SUPPLIED RECORDS:

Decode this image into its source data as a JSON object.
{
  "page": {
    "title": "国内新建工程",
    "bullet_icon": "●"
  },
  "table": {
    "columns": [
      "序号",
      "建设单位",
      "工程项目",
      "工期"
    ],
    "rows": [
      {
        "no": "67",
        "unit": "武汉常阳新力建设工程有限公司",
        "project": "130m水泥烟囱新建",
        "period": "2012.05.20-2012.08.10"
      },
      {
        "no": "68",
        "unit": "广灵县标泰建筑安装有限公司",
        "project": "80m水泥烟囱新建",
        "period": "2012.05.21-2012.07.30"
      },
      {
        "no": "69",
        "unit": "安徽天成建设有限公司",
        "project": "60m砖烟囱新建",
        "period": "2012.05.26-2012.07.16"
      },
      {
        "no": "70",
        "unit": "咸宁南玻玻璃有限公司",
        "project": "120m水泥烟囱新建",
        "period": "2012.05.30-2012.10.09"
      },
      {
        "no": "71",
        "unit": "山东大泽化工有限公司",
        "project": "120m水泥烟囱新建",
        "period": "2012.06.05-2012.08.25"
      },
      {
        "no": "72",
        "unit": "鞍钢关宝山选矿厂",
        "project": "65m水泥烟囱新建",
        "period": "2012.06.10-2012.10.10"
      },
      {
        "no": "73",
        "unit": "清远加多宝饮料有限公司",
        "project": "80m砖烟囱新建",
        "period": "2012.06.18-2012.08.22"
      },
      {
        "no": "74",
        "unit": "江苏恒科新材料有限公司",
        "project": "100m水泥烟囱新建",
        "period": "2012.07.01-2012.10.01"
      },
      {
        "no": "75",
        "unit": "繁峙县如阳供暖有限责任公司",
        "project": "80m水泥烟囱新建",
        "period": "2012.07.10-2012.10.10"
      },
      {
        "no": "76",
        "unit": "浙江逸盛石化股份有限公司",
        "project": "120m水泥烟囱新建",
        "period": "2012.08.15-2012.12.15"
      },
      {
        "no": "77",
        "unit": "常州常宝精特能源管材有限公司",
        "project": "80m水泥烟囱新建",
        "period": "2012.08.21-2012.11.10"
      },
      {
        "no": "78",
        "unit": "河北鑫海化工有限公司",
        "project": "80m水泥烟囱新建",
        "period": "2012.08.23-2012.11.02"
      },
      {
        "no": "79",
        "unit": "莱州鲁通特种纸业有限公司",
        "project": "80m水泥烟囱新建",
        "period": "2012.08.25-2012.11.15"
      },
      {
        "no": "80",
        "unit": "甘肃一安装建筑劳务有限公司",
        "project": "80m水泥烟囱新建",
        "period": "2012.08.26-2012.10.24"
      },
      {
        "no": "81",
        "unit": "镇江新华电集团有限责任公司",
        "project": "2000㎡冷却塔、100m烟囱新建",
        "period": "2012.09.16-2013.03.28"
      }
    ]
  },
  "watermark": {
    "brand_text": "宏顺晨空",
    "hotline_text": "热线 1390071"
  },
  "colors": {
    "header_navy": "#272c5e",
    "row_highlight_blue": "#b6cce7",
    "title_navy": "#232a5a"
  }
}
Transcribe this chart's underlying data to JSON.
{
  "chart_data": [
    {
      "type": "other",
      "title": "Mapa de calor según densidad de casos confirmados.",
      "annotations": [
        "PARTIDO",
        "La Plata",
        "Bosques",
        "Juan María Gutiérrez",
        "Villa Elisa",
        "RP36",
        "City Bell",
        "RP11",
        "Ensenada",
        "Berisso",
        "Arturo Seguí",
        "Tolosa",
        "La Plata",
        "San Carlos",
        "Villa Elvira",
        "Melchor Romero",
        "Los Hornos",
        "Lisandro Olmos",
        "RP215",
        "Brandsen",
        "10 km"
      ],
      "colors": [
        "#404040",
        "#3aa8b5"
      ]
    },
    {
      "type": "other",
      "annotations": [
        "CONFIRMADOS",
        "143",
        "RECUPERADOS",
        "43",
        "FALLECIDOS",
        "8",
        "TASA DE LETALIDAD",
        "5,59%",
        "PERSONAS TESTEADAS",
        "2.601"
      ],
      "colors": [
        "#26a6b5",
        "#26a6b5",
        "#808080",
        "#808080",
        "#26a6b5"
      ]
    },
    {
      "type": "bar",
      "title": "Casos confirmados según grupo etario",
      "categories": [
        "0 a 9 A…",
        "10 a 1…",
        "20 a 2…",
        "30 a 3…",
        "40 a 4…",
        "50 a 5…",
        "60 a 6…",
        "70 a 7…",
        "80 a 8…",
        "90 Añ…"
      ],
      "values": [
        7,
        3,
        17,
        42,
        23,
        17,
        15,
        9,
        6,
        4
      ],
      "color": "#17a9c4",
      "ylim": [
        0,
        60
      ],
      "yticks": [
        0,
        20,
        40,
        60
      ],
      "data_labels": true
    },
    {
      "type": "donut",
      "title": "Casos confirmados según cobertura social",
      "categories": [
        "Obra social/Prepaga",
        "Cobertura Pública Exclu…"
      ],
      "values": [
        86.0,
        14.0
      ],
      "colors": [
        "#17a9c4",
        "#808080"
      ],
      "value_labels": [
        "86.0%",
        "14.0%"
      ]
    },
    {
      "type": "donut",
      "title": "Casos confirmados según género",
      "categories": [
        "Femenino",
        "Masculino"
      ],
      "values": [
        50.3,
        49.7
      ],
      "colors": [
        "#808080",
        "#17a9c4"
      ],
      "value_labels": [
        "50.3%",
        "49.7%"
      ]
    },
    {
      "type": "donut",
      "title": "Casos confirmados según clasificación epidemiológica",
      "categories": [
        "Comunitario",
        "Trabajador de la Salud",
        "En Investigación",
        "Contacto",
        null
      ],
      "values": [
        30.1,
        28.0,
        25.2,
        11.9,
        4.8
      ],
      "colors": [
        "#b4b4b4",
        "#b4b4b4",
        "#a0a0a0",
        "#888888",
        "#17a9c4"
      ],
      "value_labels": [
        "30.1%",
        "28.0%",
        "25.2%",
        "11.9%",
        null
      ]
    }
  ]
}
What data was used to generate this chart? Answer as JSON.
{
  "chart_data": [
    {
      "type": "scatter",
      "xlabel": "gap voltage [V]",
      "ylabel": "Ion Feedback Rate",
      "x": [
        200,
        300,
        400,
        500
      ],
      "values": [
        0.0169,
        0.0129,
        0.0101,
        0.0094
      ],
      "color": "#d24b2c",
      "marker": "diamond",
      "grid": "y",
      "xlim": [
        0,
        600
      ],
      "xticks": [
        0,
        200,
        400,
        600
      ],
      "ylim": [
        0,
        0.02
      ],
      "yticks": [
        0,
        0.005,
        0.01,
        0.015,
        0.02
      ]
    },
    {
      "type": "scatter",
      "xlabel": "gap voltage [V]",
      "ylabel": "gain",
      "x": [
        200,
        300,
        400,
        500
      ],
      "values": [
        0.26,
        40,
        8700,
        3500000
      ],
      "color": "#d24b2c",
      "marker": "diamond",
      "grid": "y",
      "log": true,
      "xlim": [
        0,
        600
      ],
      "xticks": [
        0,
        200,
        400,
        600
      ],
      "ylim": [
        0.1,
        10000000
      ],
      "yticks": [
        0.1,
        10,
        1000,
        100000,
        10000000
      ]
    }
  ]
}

DIRECTION: The lines above should be duplicated exactly.

FINAL ANSWER:
Decode this image into its source data as a JSON object.
{
  "page": {
    "title": "国内新建工程",
    "bullet_icon": "●"
  },
  "table": {
    "columns": [
      "序号",
      "建设单位",
      "工程项目",
      "工期"
    ],
    "rows": [
      {
        "no": "67",
        "unit": "武汉常阳新力建设工程有限公司",
        "project": "130m水泥烟囱新建",
        "period": "2012.05.20-2012.08.10"
      },
      {
        "no": "68",
        "unit": "广灵县标泰建筑安装有限公司",
        "project": "80m水泥烟囱新建",
        "period": "2012.05.21-2012.07.30"
      },
      {
        "no": "69",
        "unit": "安徽天成建设有限公司",
        "project": "60m砖烟囱新建",
        "period": "2012.05.26-2012.07.16"
      },
      {
        "no": "70",
        "unit": "咸宁南玻玻璃有限公司",
        "project": "120m水泥烟囱新建",
        "period": "2012.05.30-2012.10.09"
      },
      {
        "no": "71",
        "unit": "山东大泽化工有限公司",
        "project": "120m水泥烟囱新建",
        "period": "2012.06.05-2012.08.25"
      },
      {
        "no": "72",
        "unit": "鞍钢关宝山选矿厂",
        "project": "65m水泥烟囱新建",
        "period": "2012.06.10-2012.10.10"
      },
      {
        "no": "73",
        "unit": "清远加多宝饮料有限公司",
        "project": "80m砖烟囱新建",
        "period": "2012.06.18-2012.08.22"
      },
      {
        "no": "74",
        "unit": "江苏恒科新材料有限公司",
        "project": "100m水泥烟囱新建",
        "period": "2012.07.01-2012.10.01"
      },
      {
        "no": "75",
        "unit": "繁峙县如阳供暖有限责任公司",
        "project": "80m水泥烟囱新建",
        "period": "2012.07.10-2012.10.10"
      },
      {
        "no": "76",
        "unit": "浙江逸盛石化股份有限公司",
        "project": "120m水泥烟囱新建",
        "period": "2012.08.15-2012.12.15"
      },
      {
        "no": "77",
        "unit": "常州常宝精特能源管材有限公司",
        "project": "80m水泥烟囱新建",
        "period": "2012.08.21-2012.11.10"
      },
      {
        "no": "78",
        "unit": "河北鑫海化工有限公司",
        "project": "80m水泥烟囱新建",
        "period": "2012.08.23-2012.11.02"
      },
      {
        "no": "79",
        "unit": "莱州鲁通特种纸业有限公司",
        "project": "80m水泥烟囱新建",
        "period": "2012.08.25-2012.11.15"
      },
      {
        "no": "80",
        "unit": "甘肃一安装建筑劳务有限公司",
        "project": "80m水泥烟囱新建",
        "period": "2012.08.26-2012.10.24"
      },
      {
        "no": "81",
        "unit": "镇江新华电集团有限责任公司",
        "project": "2000㎡冷却塔、100m烟囱新建",
        "period": "2012.09.16-2013.03.28"
      }
    ]
  },
  "watermark": {
    "brand_text": "宏顺晨空",
    "hotline_text": "热线 1390071"
  },
  "colors": {
    "header_navy": "#272c5e",
    "row_highlight_blue": "#b6cce7",
    "title_navy": "#232a5a"
  }
}
Transcribe this chart's underlying data to JSON.
{
  "chart_data": [
    {
      "type": "other",
      "title": "Mapa de calor según densidad de casos confirmados.",
      "annotations": [
        "PARTIDO",
        "La Plata",
        "Bosques",
        "Juan María Gutiérrez",
        "Villa Elisa",
        "RP36",
        "City Bell",
        "RP11",
        "Ensenada",
        "Berisso",
        "Arturo Seguí",
        "Tolosa",
        "La Plata",
        "San Carlos",
        "Villa Elvira",
        "Melchor Romero",
        "Los Hornos",
        "Lisandro Olmos",
        "RP215",
        "Brandsen",
        "10 km"
      ],
      "colors": [
        "#404040",
        "#3aa8b5"
      ]
    },
    {
      "type": "other",
      "annotations": [
        "CONFIRMADOS",
        "143",
        "RECUPERADOS",
        "43",
        "FALLECIDOS",
        "8",
        "TASA DE LETALIDAD",
        "5,59%",
        "PERSONAS TESTEADAS",
        "2.601"
      ],
      "colors": [
        "#26a6b5",
        "#26a6b5",
        "#808080",
        "#808080",
        "#26a6b5"
      ]
    },
    {
      "type": "bar",
      "title": "Casos confirmados según grupo etario",
      "categories": [
        "0 a 9 A…",
        "10 a 1…",
        "20 a 2…",
        "30 a 3…",
        "40 a 4…",
        "50 a 5…",
        "60 a 6…",
        "70 a 7…",
        "80 a 8…",
        "90 Añ…"
      ],
      "values": [
        7,
        3,
        17,
        42,
        23,
        17,
        15,
        9,
        6,
        4
      ],
      "color": "#17a9c4",
      "ylim": [
        0,
        60
      ],
      "yticks": [
        0,
        20,
        40,
        60
      ],
      "data_labels": true
    },
    {
      "type": "donut",
      "title": "Casos confirmados según cobertura social",
      "categories": [
        "Obra social/Prepaga",
        "Cobertura Pública Exclu…"
      ],
      "values": [
        86.0,
        14.0
      ],
      "colors": [
        "#17a9c4",
        "#808080"
      ],
      "value_labels": [
        "86.0%",
        "14.0%"
      ]
    },
    {
      "type": "donut",
      "title": "Casos confirmados según género",
      "categories": [
        "Femenino",
        "Masculino"
      ],
      "values": [
        50.3,
        49.7
      ],
      "colors": [
        "#808080",
        "#17a9c4"
      ],
      "value_labels": [
        "50.3%",
        "49.7%"
      ]
    },
    {
      "type": "donut",
      "title": "Casos confirmados según clasificación epidemiológica",
      "categories": [
        "Comunitario",
        "Trabajador de la Salud",
        "En Investigación",
        "Contacto",
        null
      ],
      "values": [
        30.1,
        28.0,
        25.2,
        11.9,
        4.8
      ],
      "colors": [
        "#b4b4b4",
        "#b4b4b4",
        "#a0a0a0",
        "#888888",
        "#17a9c4"
      ],
      "value_labels": [
        "30.1%",
        "28.0%",
        "25.2%",
        "11.9%",
        null
      ]
    }
  ]
}
What data was used to generate this chart? Answer as JSON.
{
  "chart_data": [
    {
      "type": "scatter",
      "xlabel": "gap voltage [V]",
      "ylabel": "Ion Feedback Rate",
      "x": [
        200,
        300,
        400,
        500
      ],
      "values": [
        0.0169,
        0.0129,
        0.0101,
        0.0094
      ],
      "color": "#d24b2c",
      "marker": "diamond",
      "grid": "y",
      "xlim": [
        0,
        600
      ],
      "xticks": [
        0,
        200,
        400,
        600
      ],
      "ylim": [
        0,
        0.02
      ],
      "yticks": [
        0,
        0.005,
        0.01,
        0.015,
        0.02
      ]
    },
    {
      "type": "scatter",
      "xlabel": "gap voltage [V]",
      "ylabel": "gain",
      "x": [
        200,
        300,
        400,
        500
      ],
      "values": [
        0.26,
        40,
        8700,
        3500000
      ],
      "color": "#d24b2c",
      "marker": "diamond",
      "grid": "y",
      "log": true,
      "xlim": [
        0,
        600
      ],
      "xticks": [
        0,
        200,
        400,
        600
      ],
      "ylim": [
        0.1,
        10000000
      ],
      "yticks": [
        0.1,
        10,
        1000,
        100000,
        10000000
      ]
    }
  ]
}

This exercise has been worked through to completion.